Collected data entries:

____________________

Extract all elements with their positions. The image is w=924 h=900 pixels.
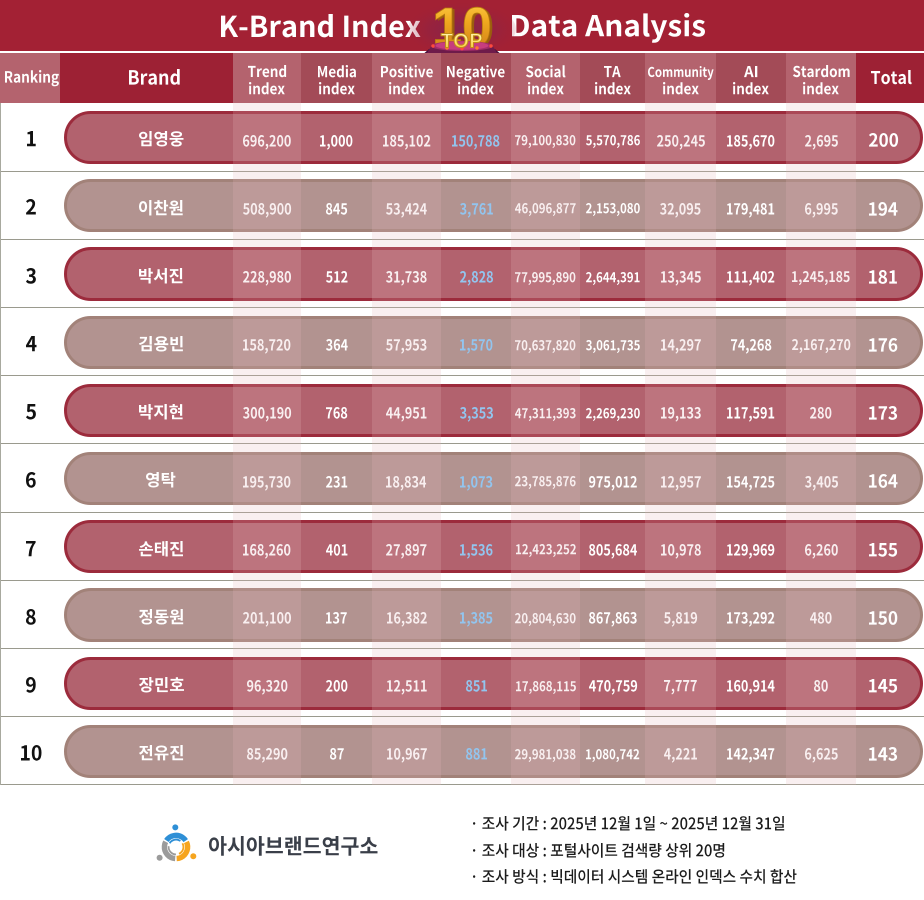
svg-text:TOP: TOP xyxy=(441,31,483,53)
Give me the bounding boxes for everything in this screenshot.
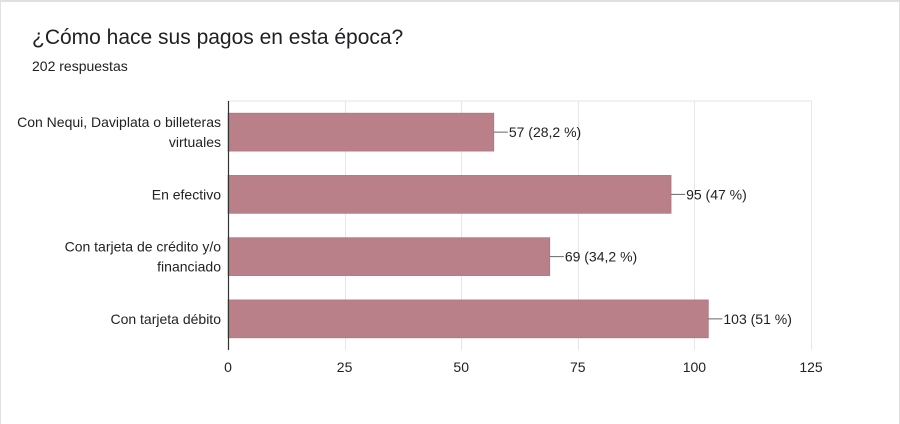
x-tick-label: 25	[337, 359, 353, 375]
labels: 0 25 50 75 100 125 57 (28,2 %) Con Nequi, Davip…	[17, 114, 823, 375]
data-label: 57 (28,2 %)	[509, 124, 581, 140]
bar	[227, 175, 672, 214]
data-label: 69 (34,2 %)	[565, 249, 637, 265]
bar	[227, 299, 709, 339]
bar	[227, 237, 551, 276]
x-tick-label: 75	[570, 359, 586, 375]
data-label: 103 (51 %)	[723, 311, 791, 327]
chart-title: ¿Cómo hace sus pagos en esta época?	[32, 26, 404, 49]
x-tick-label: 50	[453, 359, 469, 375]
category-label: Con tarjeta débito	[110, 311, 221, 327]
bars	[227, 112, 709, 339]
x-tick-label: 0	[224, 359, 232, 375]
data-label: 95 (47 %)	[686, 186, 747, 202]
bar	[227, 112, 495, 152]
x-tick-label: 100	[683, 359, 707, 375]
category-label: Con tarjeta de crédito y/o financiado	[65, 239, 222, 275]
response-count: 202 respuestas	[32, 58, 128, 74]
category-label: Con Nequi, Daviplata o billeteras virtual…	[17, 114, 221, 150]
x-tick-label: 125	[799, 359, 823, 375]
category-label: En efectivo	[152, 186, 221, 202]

____________________

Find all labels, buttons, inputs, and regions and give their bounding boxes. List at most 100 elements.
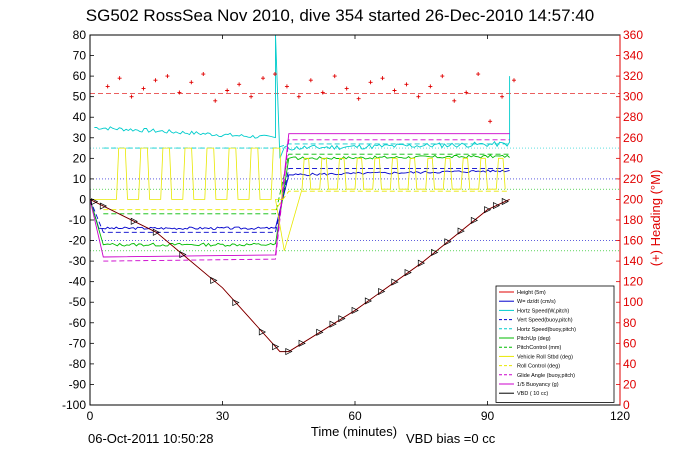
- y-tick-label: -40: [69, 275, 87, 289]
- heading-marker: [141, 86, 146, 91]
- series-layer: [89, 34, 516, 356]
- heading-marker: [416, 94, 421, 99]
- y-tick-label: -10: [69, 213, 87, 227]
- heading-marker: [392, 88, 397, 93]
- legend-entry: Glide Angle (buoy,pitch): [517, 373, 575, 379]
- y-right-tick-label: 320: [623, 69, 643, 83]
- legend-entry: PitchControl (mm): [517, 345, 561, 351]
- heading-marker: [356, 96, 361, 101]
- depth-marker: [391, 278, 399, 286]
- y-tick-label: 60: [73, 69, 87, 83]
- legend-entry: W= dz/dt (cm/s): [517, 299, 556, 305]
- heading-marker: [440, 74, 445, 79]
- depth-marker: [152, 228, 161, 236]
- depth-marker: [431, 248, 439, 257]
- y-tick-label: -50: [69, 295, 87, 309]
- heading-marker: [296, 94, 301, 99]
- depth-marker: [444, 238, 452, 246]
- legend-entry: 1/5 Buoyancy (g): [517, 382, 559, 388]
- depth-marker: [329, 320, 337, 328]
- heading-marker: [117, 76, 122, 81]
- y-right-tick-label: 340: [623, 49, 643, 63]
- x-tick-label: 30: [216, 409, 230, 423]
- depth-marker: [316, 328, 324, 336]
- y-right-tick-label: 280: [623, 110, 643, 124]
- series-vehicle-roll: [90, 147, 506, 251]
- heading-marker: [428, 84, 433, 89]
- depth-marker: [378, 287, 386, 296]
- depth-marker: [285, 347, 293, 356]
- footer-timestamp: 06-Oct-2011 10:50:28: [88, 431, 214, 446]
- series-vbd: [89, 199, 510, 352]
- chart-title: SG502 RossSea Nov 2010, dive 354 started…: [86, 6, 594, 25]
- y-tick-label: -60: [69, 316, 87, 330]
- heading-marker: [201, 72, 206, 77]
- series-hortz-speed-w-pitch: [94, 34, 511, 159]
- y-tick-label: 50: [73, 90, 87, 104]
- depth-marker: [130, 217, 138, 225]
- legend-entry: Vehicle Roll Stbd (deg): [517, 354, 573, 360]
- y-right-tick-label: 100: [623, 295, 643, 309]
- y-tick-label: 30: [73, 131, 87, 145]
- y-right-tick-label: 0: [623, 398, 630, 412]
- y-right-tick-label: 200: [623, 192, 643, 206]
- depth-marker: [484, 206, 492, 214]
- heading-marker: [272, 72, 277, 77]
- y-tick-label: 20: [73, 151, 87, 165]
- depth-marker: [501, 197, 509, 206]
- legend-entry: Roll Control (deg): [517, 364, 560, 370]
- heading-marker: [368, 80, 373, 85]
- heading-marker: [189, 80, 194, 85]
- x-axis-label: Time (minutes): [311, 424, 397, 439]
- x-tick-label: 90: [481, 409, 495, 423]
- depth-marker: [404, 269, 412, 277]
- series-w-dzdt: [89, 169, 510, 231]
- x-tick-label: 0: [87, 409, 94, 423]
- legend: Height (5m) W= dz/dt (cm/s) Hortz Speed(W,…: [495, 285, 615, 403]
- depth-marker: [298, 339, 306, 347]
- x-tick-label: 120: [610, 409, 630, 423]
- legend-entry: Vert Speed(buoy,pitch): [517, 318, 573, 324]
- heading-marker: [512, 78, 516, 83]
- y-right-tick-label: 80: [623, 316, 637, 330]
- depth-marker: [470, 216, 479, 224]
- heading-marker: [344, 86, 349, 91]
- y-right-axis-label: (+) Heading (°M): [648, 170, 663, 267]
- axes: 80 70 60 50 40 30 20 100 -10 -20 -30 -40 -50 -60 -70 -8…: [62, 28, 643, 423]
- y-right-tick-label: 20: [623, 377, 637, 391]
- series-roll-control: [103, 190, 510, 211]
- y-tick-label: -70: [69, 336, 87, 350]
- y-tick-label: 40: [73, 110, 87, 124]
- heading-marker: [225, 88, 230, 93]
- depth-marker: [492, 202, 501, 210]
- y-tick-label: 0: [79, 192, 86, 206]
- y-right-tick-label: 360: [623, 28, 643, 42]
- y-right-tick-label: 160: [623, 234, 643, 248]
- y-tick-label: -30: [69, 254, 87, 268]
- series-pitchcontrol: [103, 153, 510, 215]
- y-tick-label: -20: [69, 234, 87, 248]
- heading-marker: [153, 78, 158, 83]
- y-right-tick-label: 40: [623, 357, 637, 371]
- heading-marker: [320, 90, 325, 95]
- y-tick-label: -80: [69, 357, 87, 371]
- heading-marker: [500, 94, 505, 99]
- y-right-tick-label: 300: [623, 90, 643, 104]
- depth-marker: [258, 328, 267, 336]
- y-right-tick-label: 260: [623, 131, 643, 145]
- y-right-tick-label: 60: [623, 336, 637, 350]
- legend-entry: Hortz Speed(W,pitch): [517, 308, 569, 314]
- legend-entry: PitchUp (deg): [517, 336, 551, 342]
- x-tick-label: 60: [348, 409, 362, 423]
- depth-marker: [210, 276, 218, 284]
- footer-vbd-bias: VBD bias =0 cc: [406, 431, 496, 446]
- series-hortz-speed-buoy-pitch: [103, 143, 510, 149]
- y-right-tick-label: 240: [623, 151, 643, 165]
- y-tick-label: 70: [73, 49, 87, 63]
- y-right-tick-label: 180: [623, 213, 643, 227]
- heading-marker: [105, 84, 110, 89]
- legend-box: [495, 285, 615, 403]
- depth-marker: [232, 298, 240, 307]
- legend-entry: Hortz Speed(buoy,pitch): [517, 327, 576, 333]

____________________

> What is needed
Rewrite the lines from the one containing "359, 353, 375]" up to and including the one containing "237, 551, 276]" as a JSON list of strings, with one string per line and any blank lines omitted.

> Completed task
[
  "x-tick-label: 25\t[337, 359, 353, 375]",
  "labels: 0 25 50 75 100 125 57 (28,2 %) Con Nequi, Davip…\t[17, 114, 823, 375]",
  "data-label: 57 (28,2 %)\t[509, 124, 581, 140]",
  "bar\t[227, 175, 672, 214]",
  "data-label: 69 (34,2 %)\t[565, 249, 637, 265]",
  "bar\t[227, 299, 709, 339]",
  "bar\t[227, 237, 551, 276]"
]